#### YOUR INSTRUCTIONS
Print each line of the listing once more, precisely as given.

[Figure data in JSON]
• • • • •
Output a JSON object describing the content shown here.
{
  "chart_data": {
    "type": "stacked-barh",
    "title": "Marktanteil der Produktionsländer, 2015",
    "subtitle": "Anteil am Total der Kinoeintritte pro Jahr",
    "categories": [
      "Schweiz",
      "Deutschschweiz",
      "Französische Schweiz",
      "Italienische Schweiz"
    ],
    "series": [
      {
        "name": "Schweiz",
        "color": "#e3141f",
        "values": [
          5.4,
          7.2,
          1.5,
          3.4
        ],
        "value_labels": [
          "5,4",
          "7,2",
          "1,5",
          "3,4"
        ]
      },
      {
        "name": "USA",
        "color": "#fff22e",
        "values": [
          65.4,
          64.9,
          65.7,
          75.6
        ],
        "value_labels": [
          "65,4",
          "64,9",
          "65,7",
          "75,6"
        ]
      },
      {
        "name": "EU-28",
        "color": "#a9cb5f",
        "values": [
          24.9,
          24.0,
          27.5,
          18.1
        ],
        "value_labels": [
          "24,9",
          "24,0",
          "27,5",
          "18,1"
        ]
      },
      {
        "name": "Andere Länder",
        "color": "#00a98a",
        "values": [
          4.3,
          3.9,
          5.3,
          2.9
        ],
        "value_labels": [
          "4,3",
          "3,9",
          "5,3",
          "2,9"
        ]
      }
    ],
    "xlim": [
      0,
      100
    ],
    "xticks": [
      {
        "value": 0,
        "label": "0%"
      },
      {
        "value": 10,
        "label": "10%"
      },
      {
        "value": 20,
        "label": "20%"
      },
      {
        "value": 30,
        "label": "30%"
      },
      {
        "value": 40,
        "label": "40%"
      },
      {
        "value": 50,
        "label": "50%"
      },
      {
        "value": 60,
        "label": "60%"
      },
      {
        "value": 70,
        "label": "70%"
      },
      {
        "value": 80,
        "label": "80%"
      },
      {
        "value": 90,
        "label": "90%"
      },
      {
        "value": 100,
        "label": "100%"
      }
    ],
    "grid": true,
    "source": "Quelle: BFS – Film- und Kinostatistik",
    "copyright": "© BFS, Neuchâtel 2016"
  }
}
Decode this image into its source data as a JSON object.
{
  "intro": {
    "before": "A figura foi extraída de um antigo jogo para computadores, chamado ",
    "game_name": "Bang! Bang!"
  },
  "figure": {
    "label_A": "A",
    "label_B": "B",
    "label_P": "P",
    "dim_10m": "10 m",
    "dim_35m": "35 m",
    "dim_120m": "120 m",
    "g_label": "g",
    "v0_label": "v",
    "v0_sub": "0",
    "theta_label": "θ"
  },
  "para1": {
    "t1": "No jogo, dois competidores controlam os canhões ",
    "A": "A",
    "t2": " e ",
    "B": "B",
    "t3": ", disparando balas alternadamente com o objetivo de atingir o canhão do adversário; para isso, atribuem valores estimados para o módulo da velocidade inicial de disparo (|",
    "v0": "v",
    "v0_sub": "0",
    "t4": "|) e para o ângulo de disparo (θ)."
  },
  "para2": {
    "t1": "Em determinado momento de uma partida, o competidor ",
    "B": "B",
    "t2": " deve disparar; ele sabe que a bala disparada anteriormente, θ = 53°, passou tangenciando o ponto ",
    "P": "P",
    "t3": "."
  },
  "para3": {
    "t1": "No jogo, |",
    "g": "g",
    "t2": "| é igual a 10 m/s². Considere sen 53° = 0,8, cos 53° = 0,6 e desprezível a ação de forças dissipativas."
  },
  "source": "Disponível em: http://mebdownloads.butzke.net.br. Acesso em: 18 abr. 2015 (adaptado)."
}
• • • • •
#### ANSWER
Output a JSON object describing the content shown here.
{
  "chart_data": {
    "type": "stacked-barh",
    "title": "Marktanteil der Produktionsländer, 2015",
    "subtitle": "Anteil am Total der Kinoeintritte pro Jahr",
    "categories": [
      "Schweiz",
      "Deutschschweiz",
      "Französische Schweiz",
      "Italienische Schweiz"
    ],
    "series": [
      {
        "name": "Schweiz",
        "color": "#e3141f",
        "values": [
          5.4,
          7.2,
          1.5,
          3.4
        ],
        "value_labels": [
          "5,4",
          "7,2",
          "1,5",
          "3,4"
        ]
      },
      {
        "name": "USA",
        "color": "#fff22e",
        "values": [
          65.4,
          64.9,
          65.7,
          75.6
        ],
        "value_labels": [
          "65,4",
          "64,9",
          "65,7",
          "75,6"
        ]
      },
      {
        "name": "EU-28",
        "color": "#a9cb5f",
        "values": [
          24.9,
          24.0,
          27.5,
          18.1
        ],
        "value_labels": [
          "24,9",
          "24,0",
          "27,5",
          "18,1"
        ]
      },
      {
        "name": "Andere Länder",
        "color": "#00a98a",
        "values": [
          4.3,
          3.9,
          5.3,
          2.9
        ],
        "value_labels": [
          "4,3",
          "3,9",
          "5,3",
          "2,9"
        ]
      }
    ],
    "xlim": [
      0,
      100
    ],
    "xticks": [
      {
        "value": 0,
        "label": "0%"
      },
      {
        "value": 10,
        "label": "10%"
      },
      {
        "value": 20,
        "label": "20%"
      },
      {
        "value": 30,
        "label": "30%"
      },
      {
        "value": 40,
        "label": "40%"
      },
      {
        "value": 50,
        "label": "50%"
      },
      {
        "value": 60,
        "label": "60%"
      },
      {
        "value": 70,
        "label": "70%"
      },
      {
        "value": 80,
        "label": "80%"
      },
      {
        "value": 90,
        "label": "90%"
      },
      {
        "value": 100,
        "label": "100%"
      }
    ],
    "grid": true,
    "source": "Quelle: BFS – Film- und Kinostatistik",
    "copyright": "© BFS, Neuchâtel 2016"
  }
}
Decode this image into its source data as a JSON object.
{
  "intro": {
    "before": "A figura foi extraída de um antigo jogo para computadores, chamado ",
    "game_name": "Bang! Bang!"
  },
  "figure": {
    "label_A": "A",
    "label_B": "B",
    "label_P": "P",
    "dim_10m": "10 m",
    "dim_35m": "35 m",
    "dim_120m": "120 m",
    "g_label": "g",
    "v0_label": "v",
    "v0_sub": "0",
    "theta_label": "θ"
  },
  "para1": {
    "t1": "No jogo, dois competidores controlam os canhões ",
    "A": "A",
    "t2": " e ",
    "B": "B",
    "t3": ", disparando balas alternadamente com o objetivo de atingir o canhão do adversário; para isso, atribuem valores estimados para o módulo da velocidade inicial de disparo (|",
    "v0": "v",
    "v0_sub": "0",
    "t4": "|) e para o ângulo de disparo (θ)."
  },
  "para2": {
    "t1": "Em determinado momento de uma partida, o competidor ",
    "B": "B",
    "t2": " deve disparar; ele sabe que a bala disparada anteriormente, θ = 53°, passou tangenciando o ponto ",
    "P": "P",
    "t3": "."
  },
  "para3": {
    "t1": "No jogo, |",
    "g": "g",
    "t2": "| é igual a 10 m/s². Considere sen 53° = 0,8, cos 53° = 0,6 e desprezível a ação de forças dissipativas."
  },
  "source": "Disponível em: http://mebdownloads.butzke.net.br. Acesso em: 18 abr. 2015 (adaptado)."
}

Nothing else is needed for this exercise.